Ersetze im Auszug über die Gebäudekriterien „Baustoffe“ durch „Baumaterialien“ und gib alles von „Für vier bzw.“ bis hinunter zu „17 Kriterien wieder.“ wieder.

Ausgewählter Auszug -
------------------------------------------------------------
Für vier bzw. sechs der Kriterien – je nach Gebäudetyp – gelten besondere Anforderungen, die zumeist als bestimmte einzuhaltende Grenzwerte zu verstehen sind. Dazu zählen Maximalwerte für die CO2-Emissionen und den Primärenergiebedarf über den Lebenszyklus. Hinzu kommen das Thema Barrierefreiheit und die Auswahl umweltfreundlicher und möglichst schadstofffreier Baustoffe; die Einhaltung der Schadstoffgrenzwerte wird über eine Innenraumluftmessung nachgewiesen. Darüber hinaus finden sich Aspekte der Behaglichkeit, ein nachhaltiger Ressourceneinsatz, Flächeneffizienz, die Berechnung der Betriebskosten über den gesamten Lebenszyklus und weitere Themen in den 17 Kriterien wieder.
------------------------------------------------------------
Datenzeilen -
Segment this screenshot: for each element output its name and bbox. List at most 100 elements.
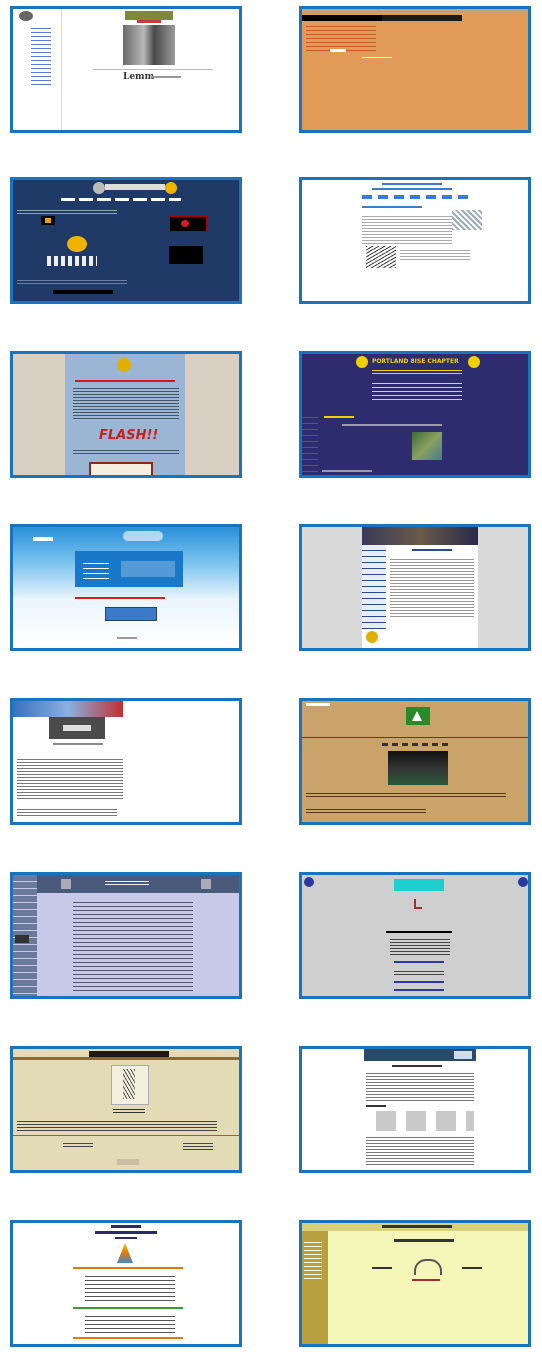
------------------------------------------------------------
Antwort -
Für vier bzw. sechs der Kriterien – je nach Gebäudetyp – gelten besondere Anforderungen, die zumeist als bestimmte einzuhaltende Grenzwerte zu verstehen sind. Dazu zählen Maximalwerte für die CO2-Emissionen und den Primärenergiebedarf über den Lebenszyklus. Hinzu kommen das Thema Barrierefreiheit und die Auswahl umweltfreundlicher und möglichst schadstofffreier Baumaterialien; die Einhaltung der Schadstoffgrenzwerte wird über eine Innenraumluftmessung nachgewiesen. Darüber hinaus finden sich Aspekte der Behaglichkeit, ein nachhaltiger Ressourceneinsatz, Flächeneffizienz, die Berechnung der Betriebskosten über den gesamten Lebenszyklus und weitere Themen in den 17 Kriterien wieder.